### DOCUMENT EXTRACT

================================

= Willard Kitchener MacDonald =

Canadian hermit

Willard Kitchener MacDonald (August 13, 1916 - 2004), popularly known as the Hermit of Gully Lake, was a recluse who, after jumping a troop train to avoid service in World War II, lived in a secluded hut by Gully Lake, Nova Scotia in Canada for nearly 60 years. According to his birth certificate, Kitchener was born in Somerville, Massachusetts, on 13 August 1916, to his parents, Findlay Howard MacDonald and Jessie E. Sutherland.

Though Kitchener's situation is obscure, he was most likely conscripted for duty by the Canadian government in late 1944, following an apparent shortage of volunteering military enlistees (though this can not be known for certain, as Kitchener's military records will not be made available until 2023, and he adamantly refused to discuss the subject). Opponents of the idea that Kitchener was drafted assert that the Canadian government would not have had the power to conscript an American citizen (assuming he was not naturalized).

================================

Some items:
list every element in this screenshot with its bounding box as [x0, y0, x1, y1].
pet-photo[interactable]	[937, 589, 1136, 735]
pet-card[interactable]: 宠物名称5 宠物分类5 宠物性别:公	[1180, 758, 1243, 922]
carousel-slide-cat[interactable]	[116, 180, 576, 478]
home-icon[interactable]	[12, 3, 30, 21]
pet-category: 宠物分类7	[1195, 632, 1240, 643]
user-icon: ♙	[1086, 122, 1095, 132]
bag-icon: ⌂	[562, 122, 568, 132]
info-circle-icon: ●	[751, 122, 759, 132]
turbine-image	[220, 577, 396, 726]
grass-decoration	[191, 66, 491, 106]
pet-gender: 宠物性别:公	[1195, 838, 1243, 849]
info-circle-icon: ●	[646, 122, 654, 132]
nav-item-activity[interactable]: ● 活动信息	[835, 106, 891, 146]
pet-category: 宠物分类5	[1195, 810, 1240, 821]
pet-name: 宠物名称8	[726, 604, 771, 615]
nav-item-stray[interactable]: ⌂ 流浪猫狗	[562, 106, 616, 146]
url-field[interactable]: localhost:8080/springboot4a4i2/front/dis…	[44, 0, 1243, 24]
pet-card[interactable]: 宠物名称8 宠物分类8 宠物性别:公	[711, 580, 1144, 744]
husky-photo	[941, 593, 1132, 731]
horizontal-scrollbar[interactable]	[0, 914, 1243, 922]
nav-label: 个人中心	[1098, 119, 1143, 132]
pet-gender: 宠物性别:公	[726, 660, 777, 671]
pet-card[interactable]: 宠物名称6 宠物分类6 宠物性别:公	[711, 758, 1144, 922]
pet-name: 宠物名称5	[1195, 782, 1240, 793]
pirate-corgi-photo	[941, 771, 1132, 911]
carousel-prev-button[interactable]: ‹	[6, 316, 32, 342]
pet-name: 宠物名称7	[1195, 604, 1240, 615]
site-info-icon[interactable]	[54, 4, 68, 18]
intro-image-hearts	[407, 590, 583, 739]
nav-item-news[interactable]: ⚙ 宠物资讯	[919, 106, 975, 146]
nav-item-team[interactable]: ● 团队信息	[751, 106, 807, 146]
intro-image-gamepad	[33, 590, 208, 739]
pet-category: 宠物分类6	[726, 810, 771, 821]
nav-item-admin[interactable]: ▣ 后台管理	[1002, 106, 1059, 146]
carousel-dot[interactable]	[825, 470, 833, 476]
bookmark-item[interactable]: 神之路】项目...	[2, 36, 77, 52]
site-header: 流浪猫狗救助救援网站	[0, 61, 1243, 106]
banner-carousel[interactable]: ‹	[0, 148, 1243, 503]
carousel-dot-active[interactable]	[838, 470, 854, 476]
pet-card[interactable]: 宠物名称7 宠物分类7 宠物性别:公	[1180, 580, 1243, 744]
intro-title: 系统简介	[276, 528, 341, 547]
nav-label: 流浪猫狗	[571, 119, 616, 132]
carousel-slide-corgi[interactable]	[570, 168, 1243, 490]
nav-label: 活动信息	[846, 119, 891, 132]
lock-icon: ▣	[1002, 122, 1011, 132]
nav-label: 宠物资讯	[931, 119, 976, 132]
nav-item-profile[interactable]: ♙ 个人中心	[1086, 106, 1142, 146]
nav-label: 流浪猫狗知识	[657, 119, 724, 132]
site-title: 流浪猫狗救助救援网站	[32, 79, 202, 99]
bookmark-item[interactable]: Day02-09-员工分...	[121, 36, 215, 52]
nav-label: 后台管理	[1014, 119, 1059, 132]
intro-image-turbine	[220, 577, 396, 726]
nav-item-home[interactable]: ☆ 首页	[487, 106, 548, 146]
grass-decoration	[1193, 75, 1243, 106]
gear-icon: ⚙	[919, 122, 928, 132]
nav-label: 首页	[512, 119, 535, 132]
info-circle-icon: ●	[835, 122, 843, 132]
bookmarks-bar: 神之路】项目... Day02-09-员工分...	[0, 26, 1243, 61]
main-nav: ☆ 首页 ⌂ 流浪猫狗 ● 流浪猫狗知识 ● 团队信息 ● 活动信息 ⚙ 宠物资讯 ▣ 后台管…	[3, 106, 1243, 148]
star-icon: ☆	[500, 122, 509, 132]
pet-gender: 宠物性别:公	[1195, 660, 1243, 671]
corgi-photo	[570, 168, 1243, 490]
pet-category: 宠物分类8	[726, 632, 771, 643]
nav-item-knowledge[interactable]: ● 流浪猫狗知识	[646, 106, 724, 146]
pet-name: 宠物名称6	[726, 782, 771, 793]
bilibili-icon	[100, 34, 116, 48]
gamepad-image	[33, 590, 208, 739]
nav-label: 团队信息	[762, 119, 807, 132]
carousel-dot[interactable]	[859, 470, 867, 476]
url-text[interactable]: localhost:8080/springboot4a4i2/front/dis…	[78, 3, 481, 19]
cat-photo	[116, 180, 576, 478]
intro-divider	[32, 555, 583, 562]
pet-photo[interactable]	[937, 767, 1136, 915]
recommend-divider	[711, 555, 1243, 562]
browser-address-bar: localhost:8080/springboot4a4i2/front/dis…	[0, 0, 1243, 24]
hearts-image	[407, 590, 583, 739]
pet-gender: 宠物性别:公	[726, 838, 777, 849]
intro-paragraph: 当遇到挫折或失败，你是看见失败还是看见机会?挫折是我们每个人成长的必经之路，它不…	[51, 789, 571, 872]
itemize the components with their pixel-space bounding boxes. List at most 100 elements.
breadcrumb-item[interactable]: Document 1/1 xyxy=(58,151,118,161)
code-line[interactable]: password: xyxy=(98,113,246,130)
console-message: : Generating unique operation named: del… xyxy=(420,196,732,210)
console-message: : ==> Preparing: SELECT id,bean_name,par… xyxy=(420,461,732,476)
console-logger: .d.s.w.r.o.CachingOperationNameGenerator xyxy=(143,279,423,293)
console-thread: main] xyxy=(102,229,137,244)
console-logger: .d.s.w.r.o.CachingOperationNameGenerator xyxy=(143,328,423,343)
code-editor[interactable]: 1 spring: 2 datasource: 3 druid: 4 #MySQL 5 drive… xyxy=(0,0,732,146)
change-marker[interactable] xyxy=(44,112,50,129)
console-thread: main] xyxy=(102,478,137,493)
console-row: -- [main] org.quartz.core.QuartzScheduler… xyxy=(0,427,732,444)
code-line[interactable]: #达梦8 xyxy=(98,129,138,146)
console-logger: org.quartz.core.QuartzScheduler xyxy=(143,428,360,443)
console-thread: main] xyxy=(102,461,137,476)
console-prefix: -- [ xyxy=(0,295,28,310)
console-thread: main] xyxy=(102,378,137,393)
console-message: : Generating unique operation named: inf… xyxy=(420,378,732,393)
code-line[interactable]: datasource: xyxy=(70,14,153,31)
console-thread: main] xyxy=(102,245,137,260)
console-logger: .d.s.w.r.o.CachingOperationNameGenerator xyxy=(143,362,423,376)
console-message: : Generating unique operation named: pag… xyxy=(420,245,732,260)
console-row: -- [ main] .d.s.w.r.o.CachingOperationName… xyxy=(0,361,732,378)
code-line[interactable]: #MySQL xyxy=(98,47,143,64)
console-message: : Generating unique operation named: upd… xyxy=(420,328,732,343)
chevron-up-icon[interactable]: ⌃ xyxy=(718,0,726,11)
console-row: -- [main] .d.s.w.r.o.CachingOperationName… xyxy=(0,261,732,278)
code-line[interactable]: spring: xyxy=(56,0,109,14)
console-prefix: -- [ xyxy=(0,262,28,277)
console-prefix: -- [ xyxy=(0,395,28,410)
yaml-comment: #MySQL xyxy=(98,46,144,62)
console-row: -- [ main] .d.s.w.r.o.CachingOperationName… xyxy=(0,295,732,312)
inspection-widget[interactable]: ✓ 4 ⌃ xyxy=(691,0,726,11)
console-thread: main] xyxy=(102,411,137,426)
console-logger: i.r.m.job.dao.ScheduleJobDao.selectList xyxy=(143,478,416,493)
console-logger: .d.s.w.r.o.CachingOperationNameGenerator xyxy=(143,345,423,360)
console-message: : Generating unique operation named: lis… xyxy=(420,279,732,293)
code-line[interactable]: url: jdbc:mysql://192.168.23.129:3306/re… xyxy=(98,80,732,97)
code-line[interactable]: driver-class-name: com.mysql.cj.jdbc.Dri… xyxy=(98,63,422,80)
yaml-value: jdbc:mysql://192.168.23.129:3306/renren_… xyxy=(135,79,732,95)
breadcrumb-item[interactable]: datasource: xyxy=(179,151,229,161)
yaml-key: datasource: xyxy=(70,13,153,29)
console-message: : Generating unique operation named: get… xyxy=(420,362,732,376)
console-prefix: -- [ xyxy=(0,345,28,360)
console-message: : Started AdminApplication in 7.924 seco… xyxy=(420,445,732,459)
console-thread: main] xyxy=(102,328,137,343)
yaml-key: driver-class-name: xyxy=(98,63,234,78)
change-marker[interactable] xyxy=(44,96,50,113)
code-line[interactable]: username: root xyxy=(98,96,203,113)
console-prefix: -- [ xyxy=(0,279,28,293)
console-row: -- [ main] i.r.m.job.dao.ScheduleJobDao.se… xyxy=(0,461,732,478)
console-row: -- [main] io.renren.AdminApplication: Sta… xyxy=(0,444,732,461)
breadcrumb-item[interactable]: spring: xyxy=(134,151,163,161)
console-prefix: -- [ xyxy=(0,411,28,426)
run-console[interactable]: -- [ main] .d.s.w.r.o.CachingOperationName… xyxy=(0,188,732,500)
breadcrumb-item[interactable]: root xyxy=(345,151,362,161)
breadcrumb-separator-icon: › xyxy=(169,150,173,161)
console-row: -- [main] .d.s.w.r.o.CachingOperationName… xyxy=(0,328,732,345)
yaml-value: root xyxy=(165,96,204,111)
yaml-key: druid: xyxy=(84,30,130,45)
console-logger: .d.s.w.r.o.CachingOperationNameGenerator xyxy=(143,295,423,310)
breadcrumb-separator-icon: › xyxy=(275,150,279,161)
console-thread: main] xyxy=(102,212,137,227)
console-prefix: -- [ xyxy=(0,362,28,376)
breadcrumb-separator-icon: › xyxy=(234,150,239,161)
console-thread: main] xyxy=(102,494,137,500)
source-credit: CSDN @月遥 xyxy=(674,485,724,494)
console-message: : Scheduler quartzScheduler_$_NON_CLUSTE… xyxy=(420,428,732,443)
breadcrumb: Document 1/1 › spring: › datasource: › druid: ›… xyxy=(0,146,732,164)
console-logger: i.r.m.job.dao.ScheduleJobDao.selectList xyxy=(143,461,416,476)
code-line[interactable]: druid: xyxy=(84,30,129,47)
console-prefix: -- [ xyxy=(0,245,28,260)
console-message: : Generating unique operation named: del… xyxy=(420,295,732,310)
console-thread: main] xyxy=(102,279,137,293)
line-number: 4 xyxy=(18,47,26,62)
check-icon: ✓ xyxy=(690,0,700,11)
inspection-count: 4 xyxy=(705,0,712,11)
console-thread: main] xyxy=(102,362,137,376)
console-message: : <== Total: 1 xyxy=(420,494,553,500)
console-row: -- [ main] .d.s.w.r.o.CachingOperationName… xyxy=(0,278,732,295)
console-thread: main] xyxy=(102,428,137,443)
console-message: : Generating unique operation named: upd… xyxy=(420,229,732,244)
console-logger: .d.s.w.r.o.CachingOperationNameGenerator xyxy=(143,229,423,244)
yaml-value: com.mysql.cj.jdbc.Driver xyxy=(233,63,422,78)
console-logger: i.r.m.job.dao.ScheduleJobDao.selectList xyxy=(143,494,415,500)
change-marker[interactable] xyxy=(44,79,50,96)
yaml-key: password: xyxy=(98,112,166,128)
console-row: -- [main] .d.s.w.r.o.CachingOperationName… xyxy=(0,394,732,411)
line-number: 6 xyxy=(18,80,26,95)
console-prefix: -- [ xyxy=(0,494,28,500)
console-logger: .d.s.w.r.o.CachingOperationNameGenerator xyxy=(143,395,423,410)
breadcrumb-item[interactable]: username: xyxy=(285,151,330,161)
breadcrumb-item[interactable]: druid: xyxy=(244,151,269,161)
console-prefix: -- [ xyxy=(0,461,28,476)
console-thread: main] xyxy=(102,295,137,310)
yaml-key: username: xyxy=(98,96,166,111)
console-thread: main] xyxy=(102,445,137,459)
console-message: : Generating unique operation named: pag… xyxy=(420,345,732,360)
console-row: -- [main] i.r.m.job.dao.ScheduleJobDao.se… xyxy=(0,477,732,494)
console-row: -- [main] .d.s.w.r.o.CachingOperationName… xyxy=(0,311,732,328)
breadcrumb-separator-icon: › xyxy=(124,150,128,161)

================================

### STATED EXERCISE 1
From the Willard Kitchener MacDonald text, return the passage starting at "Canadian hermit" and ending at "Jessie E. Sutherland.".
### STATED EXERCISE 2
Answer these questions using the biography of Willard Kitchener MacDonald:
(a) Where was he born, according to his birth certificate?
(b) In what year are his military records to be made available?
(c) By which lake was his hut?

### CORRECT RESULT 1
Canadian hermit

Willard Kitchener MacDonald (August 13, 1916 - 2004), popularly known as the Hermit of Gully Lake, was a recluse who, after jumping a troop train to avoid service in World War II, lived in a secluded hut by Gully Lake, Nova Scotia in Canada for nearly 60 years. According to his birth certificate, Kitchener was born in Somerville, Massachusetts, on 13 August 1916, to his parents, Findlay Howard MacDonald and Jessie E. Sutherland.

### CORRECT RESULT 2
(a) Somerville, Massachusetts
(b) 2023
(c) Gully Lake, Nova Scotia